» AIM
Copy the data that follows, character for character, minus the pictures.

## START ROWS

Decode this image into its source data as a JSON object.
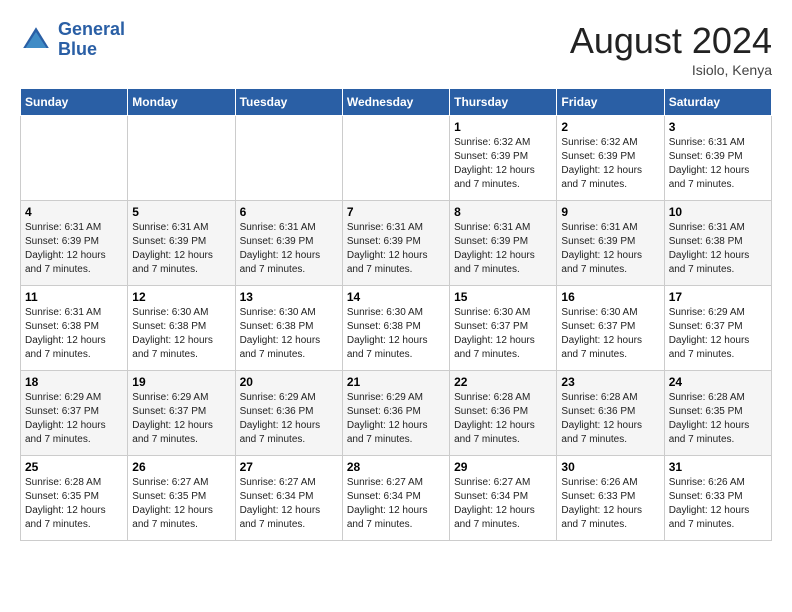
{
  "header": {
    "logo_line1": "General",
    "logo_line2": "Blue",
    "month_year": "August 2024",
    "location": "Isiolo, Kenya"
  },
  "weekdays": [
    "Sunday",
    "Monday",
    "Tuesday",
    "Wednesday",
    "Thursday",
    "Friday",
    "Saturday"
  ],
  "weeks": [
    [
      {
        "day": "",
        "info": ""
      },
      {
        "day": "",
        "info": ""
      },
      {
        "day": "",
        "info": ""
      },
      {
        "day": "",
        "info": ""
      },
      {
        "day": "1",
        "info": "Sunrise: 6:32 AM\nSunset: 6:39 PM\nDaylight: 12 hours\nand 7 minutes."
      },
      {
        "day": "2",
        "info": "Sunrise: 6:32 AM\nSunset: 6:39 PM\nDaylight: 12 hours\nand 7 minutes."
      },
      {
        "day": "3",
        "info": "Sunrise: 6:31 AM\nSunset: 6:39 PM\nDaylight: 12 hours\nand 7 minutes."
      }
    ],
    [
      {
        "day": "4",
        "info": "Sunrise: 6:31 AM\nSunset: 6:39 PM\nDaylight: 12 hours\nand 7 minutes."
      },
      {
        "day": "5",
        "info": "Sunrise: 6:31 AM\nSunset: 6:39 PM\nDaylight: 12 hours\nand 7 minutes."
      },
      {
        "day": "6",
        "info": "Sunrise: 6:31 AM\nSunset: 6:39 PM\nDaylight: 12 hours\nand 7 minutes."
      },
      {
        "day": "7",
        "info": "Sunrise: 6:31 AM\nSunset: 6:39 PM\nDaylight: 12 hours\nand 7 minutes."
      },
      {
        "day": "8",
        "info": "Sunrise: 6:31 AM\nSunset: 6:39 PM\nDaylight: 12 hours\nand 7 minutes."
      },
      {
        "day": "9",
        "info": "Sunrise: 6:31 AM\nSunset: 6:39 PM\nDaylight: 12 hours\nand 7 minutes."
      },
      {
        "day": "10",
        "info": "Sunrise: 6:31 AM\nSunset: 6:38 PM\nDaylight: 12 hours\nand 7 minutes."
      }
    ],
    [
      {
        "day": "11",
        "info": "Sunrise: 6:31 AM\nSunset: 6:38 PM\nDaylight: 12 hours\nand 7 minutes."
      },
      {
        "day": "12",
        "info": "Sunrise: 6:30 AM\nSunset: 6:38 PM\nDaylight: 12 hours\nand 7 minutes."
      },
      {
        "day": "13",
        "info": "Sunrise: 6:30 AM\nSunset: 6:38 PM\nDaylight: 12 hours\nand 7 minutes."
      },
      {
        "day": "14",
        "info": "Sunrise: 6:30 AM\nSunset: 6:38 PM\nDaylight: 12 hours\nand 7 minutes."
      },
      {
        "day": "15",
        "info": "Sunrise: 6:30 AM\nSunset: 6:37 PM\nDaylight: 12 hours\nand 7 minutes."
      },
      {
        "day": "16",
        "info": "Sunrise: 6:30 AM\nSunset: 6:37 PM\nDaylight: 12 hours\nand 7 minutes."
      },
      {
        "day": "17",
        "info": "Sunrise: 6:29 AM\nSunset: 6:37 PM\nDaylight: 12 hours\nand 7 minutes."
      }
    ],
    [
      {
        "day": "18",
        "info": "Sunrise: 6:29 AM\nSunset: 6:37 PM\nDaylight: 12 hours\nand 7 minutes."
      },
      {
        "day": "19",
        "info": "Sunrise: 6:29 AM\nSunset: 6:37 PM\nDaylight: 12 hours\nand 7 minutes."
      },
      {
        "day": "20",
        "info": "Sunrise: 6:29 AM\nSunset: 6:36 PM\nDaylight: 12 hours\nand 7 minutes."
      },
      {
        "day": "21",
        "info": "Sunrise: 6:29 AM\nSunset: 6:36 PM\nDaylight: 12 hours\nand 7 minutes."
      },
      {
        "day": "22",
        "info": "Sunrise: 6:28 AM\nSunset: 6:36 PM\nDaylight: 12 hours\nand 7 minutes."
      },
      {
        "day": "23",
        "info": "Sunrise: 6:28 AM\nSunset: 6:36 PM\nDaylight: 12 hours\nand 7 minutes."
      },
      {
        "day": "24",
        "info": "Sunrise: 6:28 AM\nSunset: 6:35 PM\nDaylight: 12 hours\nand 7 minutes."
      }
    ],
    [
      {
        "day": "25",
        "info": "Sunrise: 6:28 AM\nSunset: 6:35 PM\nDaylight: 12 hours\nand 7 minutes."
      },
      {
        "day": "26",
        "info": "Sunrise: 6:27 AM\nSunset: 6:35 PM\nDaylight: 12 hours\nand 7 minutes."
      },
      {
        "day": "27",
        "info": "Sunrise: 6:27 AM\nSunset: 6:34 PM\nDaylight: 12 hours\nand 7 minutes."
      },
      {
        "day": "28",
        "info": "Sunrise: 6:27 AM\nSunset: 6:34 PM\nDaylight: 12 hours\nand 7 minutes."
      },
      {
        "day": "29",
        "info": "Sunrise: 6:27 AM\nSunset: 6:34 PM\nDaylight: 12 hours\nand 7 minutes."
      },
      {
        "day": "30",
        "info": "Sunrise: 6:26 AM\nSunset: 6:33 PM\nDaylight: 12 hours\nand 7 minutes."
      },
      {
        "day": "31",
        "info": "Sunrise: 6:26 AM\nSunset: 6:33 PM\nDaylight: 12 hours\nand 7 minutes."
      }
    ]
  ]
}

## END ROWS

» WORKED ANSWER
Decode this image into its source data as a JSON object.
{
  "header": {
    "logo_line1": "General",
    "logo_line2": "Blue",
    "month_year": "August 2024",
    "location": "Isiolo, Kenya"
  },
  "weekdays": [
    "Sunday",
    "Monday",
    "Tuesday",
    "Wednesday",
    "Thursday",
    "Friday",
    "Saturday"
  ],
  "weeks": [
    [
      {
        "day": "",
        "info": ""
      },
      {
        "day": "",
        "info": ""
      },
      {
        "day": "",
        "info": ""
      },
      {
        "day": "",
        "info": ""
      },
      {
        "day": "1",
        "info": "Sunrise: 6:32 AM\nSunset: 6:39 PM\nDaylight: 12 hours\nand 7 minutes."
      },
      {
        "day": "2",
        "info": "Sunrise: 6:32 AM\nSunset: 6:39 PM\nDaylight: 12 hours\nand 7 minutes."
      },
      {
        "day": "3",
        "info": "Sunrise: 6:31 AM\nSunset: 6:39 PM\nDaylight: 12 hours\nand 7 minutes."
      }
    ],
    [
      {
        "day": "4",
        "info": "Sunrise: 6:31 AM\nSunset: 6:39 PM\nDaylight: 12 hours\nand 7 minutes."
      },
      {
        "day": "5",
        "info": "Sunrise: 6:31 AM\nSunset: 6:39 PM\nDaylight: 12 hours\nand 7 minutes."
      },
      {
        "day": "6",
        "info": "Sunrise: 6:31 AM\nSunset: 6:39 PM\nDaylight: 12 hours\nand 7 minutes."
      },
      {
        "day": "7",
        "info": "Sunrise: 6:31 AM\nSunset: 6:39 PM\nDaylight: 12 hours\nand 7 minutes."
      },
      {
        "day": "8",
        "info": "Sunrise: 6:31 AM\nSunset: 6:39 PM\nDaylight: 12 hours\nand 7 minutes."
      },
      {
        "day": "9",
        "info": "Sunrise: 6:31 AM\nSunset: 6:39 PM\nDaylight: 12 hours\nand 7 minutes."
      },
      {
        "day": "10",
        "info": "Sunrise: 6:31 AM\nSunset: 6:38 PM\nDaylight: 12 hours\nand 7 minutes."
      }
    ],
    [
      {
        "day": "11",
        "info": "Sunrise: 6:31 AM\nSunset: 6:38 PM\nDaylight: 12 hours\nand 7 minutes."
      },
      {
        "day": "12",
        "info": "Sunrise: 6:30 AM\nSunset: 6:38 PM\nDaylight: 12 hours\nand 7 minutes."
      },
      {
        "day": "13",
        "info": "Sunrise: 6:30 AM\nSunset: 6:38 PM\nDaylight: 12 hours\nand 7 minutes."
      },
      {
        "day": "14",
        "info": "Sunrise: 6:30 AM\nSunset: 6:38 PM\nDaylight: 12 hours\nand 7 minutes."
      },
      {
        "day": "15",
        "info": "Sunrise: 6:30 AM\nSunset: 6:37 PM\nDaylight: 12 hours\nand 7 minutes."
      },
      {
        "day": "16",
        "info": "Sunrise: 6:30 AM\nSunset: 6:37 PM\nDaylight: 12 hours\nand 7 minutes."
      },
      {
        "day": "17",
        "info": "Sunrise: 6:29 AM\nSunset: 6:37 PM\nDaylight: 12 hours\nand 7 minutes."
      }
    ],
    [
      {
        "day": "18",
        "info": "Sunrise: 6:29 AM\nSunset: 6:37 PM\nDaylight: 12 hours\nand 7 minutes."
      },
      {
        "day": "19",
        "info": "Sunrise: 6:29 AM\nSunset: 6:37 PM\nDaylight: 12 hours\nand 7 minutes."
      },
      {
        "day": "20",
        "info": "Sunrise: 6:29 AM\nSunset: 6:36 PM\nDaylight: 12 hours\nand 7 minutes."
      },
      {
        "day": "21",
        "info": "Sunrise: 6:29 AM\nSunset: 6:36 PM\nDaylight: 12 hours\nand 7 minutes."
      },
      {
        "day": "22",
        "info": "Sunrise: 6:28 AM\nSunset: 6:36 PM\nDaylight: 12 hours\nand 7 minutes."
      },
      {
        "day": "23",
        "info": "Sunrise: 6:28 AM\nSunset: 6:36 PM\nDaylight: 12 hours\nand 7 minutes."
      },
      {
        "day": "24",
        "info": "Sunrise: 6:28 AM\nSunset: 6:35 PM\nDaylight: 12 hours\nand 7 minutes."
      }
    ],
    [
      {
        "day": "25",
        "info": "Sunrise: 6:28 AM\nSunset: 6:35 PM\nDaylight: 12 hours\nand 7 minutes."
      },
      {
        "day": "26",
        "info": "Sunrise: 6:27 AM\nSunset: 6:35 PM\nDaylight: 12 hours\nand 7 minutes."
      },
      {
        "day": "27",
        "info": "Sunrise: 6:27 AM\nSunset: 6:34 PM\nDaylight: 12 hours\nand 7 minutes."
      },
      {
        "day": "28",
        "info": "Sunrise: 6:27 AM\nSunset: 6:34 PM\nDaylight: 12 hours\nand 7 minutes."
      },
      {
        "day": "29",
        "info": "Sunrise: 6:27 AM\nSunset: 6:34 PM\nDaylight: 12 hours\nand 7 minutes."
      },
      {
        "day": "30",
        "info": "Sunrise: 6:26 AM\nSunset: 6:33 PM\nDaylight: 12 hours\nand 7 minutes."
      },
      {
        "day": "31",
        "info": "Sunrise: 6:26 AM\nSunset: 6:33 PM\nDaylight: 12 hours\nand 7 minutes."
      }
    ]
  ]
}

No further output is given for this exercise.